Find the lines of data that contain the string "trong", then list them.
:: Listing
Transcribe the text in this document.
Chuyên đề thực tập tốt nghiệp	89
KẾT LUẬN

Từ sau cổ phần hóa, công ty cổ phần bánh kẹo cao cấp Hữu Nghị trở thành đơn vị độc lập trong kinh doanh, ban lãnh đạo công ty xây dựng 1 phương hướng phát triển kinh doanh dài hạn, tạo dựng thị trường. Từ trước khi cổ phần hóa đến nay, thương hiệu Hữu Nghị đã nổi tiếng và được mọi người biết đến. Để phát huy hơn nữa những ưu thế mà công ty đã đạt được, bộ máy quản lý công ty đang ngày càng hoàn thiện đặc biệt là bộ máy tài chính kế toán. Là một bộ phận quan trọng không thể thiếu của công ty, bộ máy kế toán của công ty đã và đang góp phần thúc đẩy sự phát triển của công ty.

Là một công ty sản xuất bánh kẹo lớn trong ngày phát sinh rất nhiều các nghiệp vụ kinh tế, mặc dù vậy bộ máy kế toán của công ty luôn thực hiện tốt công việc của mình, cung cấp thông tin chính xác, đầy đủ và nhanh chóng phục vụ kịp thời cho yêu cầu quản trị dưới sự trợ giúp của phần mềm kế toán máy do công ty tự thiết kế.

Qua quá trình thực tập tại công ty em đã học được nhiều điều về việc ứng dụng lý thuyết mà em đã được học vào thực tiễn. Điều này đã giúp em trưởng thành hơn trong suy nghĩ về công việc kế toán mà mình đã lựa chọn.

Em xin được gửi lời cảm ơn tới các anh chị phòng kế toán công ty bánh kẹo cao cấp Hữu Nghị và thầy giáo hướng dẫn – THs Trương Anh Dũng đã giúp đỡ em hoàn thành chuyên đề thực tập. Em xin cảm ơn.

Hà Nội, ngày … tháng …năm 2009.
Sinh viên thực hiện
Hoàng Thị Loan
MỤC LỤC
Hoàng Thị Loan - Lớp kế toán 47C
::::
:: Listing
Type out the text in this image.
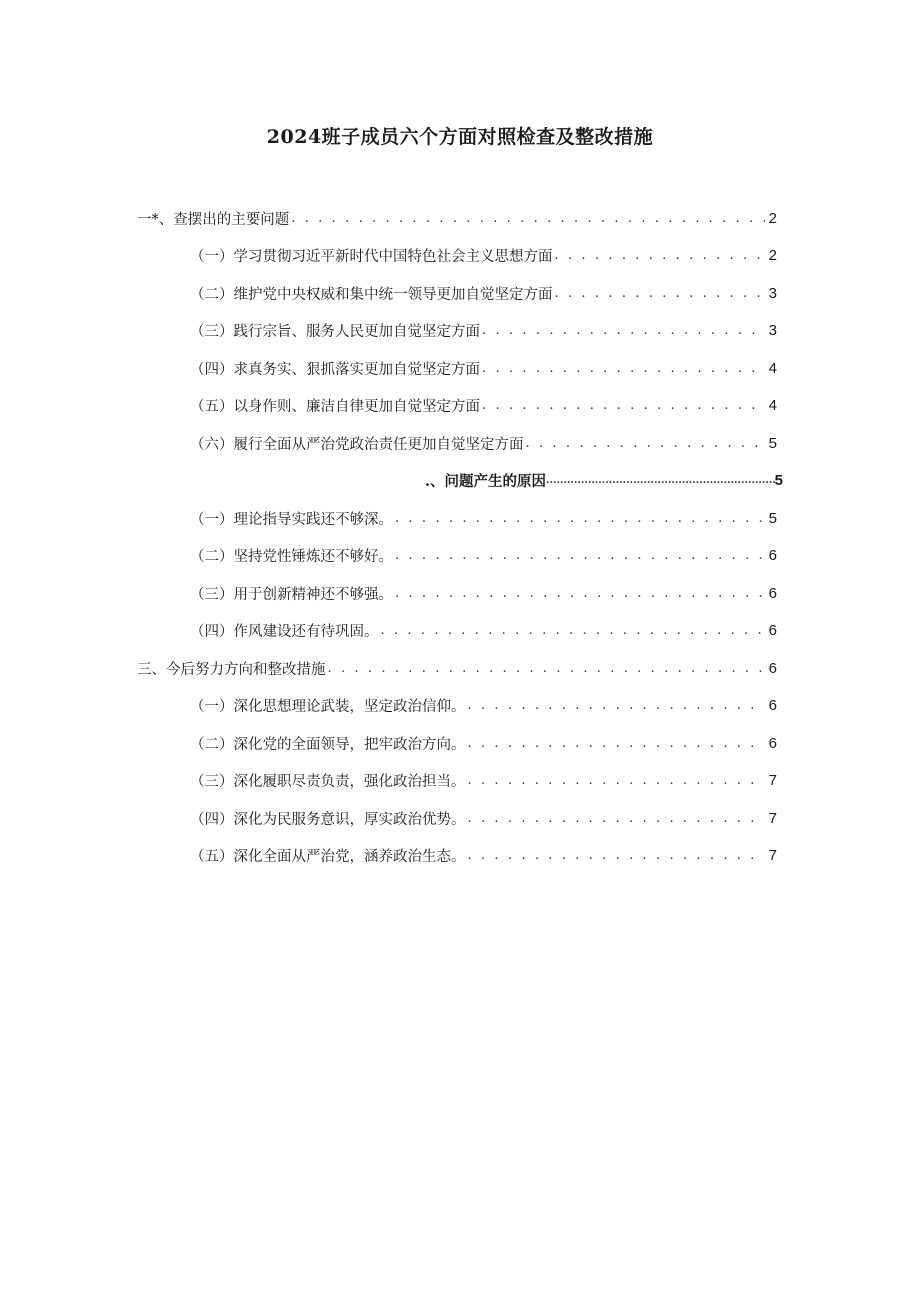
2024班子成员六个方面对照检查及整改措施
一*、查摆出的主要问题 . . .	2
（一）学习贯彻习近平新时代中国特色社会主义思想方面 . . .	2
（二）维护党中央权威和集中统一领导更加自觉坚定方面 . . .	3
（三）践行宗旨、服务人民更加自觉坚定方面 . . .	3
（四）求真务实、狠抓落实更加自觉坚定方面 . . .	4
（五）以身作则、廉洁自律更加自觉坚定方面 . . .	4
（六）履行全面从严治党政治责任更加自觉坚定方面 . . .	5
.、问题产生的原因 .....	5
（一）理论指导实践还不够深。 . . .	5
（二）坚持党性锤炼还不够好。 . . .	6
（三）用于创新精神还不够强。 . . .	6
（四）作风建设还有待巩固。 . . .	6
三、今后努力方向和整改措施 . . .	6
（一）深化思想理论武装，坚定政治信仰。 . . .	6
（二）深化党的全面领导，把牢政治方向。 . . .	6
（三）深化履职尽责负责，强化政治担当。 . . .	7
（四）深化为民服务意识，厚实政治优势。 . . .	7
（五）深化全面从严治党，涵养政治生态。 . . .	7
::::
:: Listing
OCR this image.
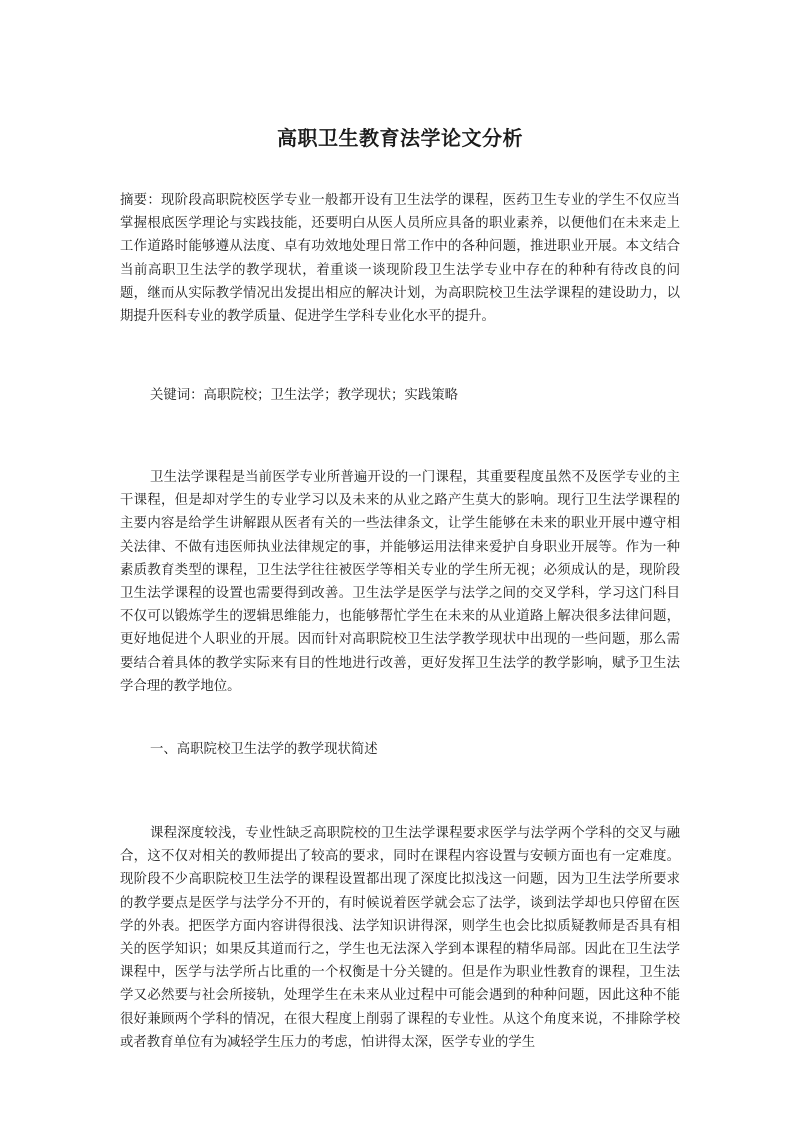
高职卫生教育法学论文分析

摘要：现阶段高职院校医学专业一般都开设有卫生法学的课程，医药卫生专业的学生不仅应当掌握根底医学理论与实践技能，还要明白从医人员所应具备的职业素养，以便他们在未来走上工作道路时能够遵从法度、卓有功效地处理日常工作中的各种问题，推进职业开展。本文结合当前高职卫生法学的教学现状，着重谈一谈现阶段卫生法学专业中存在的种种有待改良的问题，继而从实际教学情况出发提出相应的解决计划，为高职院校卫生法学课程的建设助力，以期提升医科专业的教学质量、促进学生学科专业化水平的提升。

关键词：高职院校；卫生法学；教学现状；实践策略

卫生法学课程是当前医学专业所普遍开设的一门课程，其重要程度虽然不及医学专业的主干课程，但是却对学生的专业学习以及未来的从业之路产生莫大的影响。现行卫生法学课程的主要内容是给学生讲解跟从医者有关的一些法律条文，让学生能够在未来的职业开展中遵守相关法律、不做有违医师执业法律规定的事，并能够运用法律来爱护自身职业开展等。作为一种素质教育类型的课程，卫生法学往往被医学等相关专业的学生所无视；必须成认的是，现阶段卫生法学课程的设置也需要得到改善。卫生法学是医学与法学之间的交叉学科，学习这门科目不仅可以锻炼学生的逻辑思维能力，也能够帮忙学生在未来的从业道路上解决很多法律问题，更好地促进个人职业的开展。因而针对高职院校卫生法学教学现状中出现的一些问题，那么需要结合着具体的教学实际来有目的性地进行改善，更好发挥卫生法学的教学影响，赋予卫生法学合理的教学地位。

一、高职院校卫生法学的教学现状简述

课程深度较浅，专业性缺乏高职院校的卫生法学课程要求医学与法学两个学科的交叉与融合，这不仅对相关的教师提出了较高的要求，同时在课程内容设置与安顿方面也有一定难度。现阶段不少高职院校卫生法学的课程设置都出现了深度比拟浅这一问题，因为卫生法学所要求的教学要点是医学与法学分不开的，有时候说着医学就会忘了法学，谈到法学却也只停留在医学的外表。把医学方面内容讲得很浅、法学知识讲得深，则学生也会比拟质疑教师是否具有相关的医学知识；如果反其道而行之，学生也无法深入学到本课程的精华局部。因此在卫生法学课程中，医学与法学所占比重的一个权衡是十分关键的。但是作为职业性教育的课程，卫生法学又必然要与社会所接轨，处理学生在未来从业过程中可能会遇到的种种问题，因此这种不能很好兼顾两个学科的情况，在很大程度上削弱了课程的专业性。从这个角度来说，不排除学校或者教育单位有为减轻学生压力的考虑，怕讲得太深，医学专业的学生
::::
# Exercise result:
Từ sau cổ phần hóa, công ty cổ phần bánh kẹo cao cấp Hữu Nghị trở thành đơn vị độc lập trong kinh doanh, ban lãnh đạo công ty xây dựng 1 phương hướng phát triển kinh doanh dài hạn, tạo dựng thị trường. Từ trước khi cổ phần hóa đến nay, thương hiệu Hữu Nghị đã nổi tiếng và được mọi người biết đến. Để phát huy hơn nữa những ưu thế mà công ty đã đạt được, bộ máy quản lý công ty đang ngày càng hoàn thiện đặc biệt là bộ máy tài chính kế toán. Là một bộ phận quan trọng không thể thiếu của công ty, bộ máy kế toán của công ty đã và đang góp phần thúc đẩy sự phát triển của công ty.
Là một công ty sản xuất bánh kẹo lớn trong ngày phát sinh rất nhiều các nghiệp vụ kinh tế, mặc dù vậy bộ máy kế toán của công ty luôn thực hiện tốt công việc của mình, cung cấp thông tin chính xác, đầy đủ và nhanh chóng phục vụ kịp thời cho yêu cầu quản trị dưới sự trợ giúp của phần mềm kế toán máy do công ty tự thiết kế.
Qua quá trình thực tập tại công ty em đã học được nhiều điều về việc ứng dụng lý thuyết mà em đã được học vào thực tiễn. Điều này đã giúp em trưởng thành hơn trong suy nghĩ về công việc kế toán mà mình đã lựa chọn.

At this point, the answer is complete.